# start of RECORDS SUPPLIED

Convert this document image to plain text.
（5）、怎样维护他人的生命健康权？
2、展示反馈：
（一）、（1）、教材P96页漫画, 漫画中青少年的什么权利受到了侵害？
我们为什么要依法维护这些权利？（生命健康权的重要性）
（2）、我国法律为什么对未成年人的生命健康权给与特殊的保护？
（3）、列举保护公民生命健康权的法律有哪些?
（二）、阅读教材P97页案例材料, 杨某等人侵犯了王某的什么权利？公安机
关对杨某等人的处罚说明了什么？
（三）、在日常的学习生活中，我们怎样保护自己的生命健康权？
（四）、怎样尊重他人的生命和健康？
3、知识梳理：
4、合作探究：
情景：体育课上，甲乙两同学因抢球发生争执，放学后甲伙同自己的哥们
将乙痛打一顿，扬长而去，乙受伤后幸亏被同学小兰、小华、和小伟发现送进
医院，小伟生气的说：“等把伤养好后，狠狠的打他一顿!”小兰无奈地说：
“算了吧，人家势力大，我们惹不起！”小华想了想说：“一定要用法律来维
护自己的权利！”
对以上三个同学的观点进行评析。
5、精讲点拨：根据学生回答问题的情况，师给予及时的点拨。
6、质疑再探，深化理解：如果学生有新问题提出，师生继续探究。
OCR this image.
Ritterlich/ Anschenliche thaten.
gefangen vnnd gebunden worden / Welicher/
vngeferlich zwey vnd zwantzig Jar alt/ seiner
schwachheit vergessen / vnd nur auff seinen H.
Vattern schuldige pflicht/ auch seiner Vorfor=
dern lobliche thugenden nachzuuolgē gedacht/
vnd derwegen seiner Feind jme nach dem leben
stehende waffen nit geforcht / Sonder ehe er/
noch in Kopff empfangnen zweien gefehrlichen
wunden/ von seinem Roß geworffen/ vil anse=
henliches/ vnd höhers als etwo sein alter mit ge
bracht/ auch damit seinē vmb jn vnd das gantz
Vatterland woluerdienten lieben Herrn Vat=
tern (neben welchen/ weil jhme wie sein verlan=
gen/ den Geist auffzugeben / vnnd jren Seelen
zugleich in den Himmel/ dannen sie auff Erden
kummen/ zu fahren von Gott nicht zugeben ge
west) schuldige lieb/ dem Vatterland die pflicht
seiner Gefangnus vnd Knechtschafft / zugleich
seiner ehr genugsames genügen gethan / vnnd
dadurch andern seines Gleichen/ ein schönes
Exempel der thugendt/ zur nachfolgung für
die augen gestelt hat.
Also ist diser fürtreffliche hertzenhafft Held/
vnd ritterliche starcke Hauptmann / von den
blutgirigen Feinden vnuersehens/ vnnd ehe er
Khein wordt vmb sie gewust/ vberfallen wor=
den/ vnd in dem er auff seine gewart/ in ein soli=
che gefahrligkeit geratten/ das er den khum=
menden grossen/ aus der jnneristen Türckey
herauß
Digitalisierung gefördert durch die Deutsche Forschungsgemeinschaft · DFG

# end of RECORDS SUPPLIED

WORK TO DO: Reproduce each entry above exactly, keeping every word.

THE COMPLETED TASK:
Convert this document image to plain text.
（5）、怎样维护他人的生命健康权？
2、展示反馈：
（一）、（1）、教材P96页漫画, 漫画中青少年的什么权利受到了侵害？
我们为什么要依法维护这些权利？（生命健康权的重要性）
（2）、我国法律为什么对未成年人的生命健康权给与特殊的保护？
（3）、列举保护公民生命健康权的法律有哪些?
（二）、阅读教材P97页案例材料, 杨某等人侵犯了王某的什么权利？公安机
关对杨某等人的处罚说明了什么？
（三）、在日常的学习生活中，我们怎样保护自己的生命健康权？
（四）、怎样尊重他人的生命和健康？
3、知识梳理：
4、合作探究：
情景：体育课上，甲乙两同学因抢球发生争执，放学后甲伙同自己的哥们
将乙痛打一顿，扬长而去，乙受伤后幸亏被同学小兰、小华、和小伟发现送进
医院，小伟生气的说：“等把伤养好后，狠狠的打他一顿!”小兰无奈地说：
“算了吧，人家势力大，我们惹不起！”小华想了想说：“一定要用法律来维
护自己的权利！”
对以上三个同学的观点进行评析。
5、精讲点拨：根据学生回答问题的情况，师给予及时的点拨。
6、质疑再探，深化理解：如果学生有新问题提出，师生继续探究。
OCR this image.
Ritterlich/ Anschenliche thaten.
gefangen vnnd gebunden worden / Welicher/
vngeferlich zwey vnd zwantzig Jar alt/ seiner
schwachheit vergessen / vnd nur auff seinen H.
Vattern schuldige pflicht/ auch seiner Vorfor=
dern lobliche thugenden nachzuuolgē gedacht/
vnd derwegen seiner Feind jme nach dem leben
stehende waffen nit geforcht / Sonder ehe er/
noch in Kopff empfangnen zweien gefehrlichen
wunden/ von seinem Roß geworffen/ vil anse=
henliches/ vnd höhers als etwo sein alter mit ge
bracht/ auch damit seinē vmb jn vnd das gantz
Vatterland woluerdienten lieben Herrn Vat=
tern (neben welchen/ weil jhme wie sein verlan=
gen/ den Geist auffzugeben / vnnd jren Seelen
zugleich in den Himmel/ dannen sie auff Erden
kummen/ zu fahren von Gott nicht zugeben ge
west) schuldige lieb/ dem Vatterland die pflicht
seiner Gefangnus vnd Knechtschafft / zugleich
seiner ehr genugsames genügen gethan / vnnd
dadurch andern seines Gleichen/ ein schönes
Exempel der thugendt/ zur nachfolgung für
die augen gestelt hat.
Also ist diser fürtreffliche hertzenhafft Held/
vnd ritterliche starcke Hauptmann / von den
blutgirigen Feinden vnuersehens/ vnnd ehe er
Khein wordt vmb sie gewust/ vberfallen wor=
den/ vnd in dem er auff seine gewart/ in ein soli=
che gefahrligkeit geratten/ das er den khum=
menden grossen/ aus der jnneristen Türckey
herauß
Digitalisierung gefördert durch die Deutsche Forschungsgemeinschaft · DFG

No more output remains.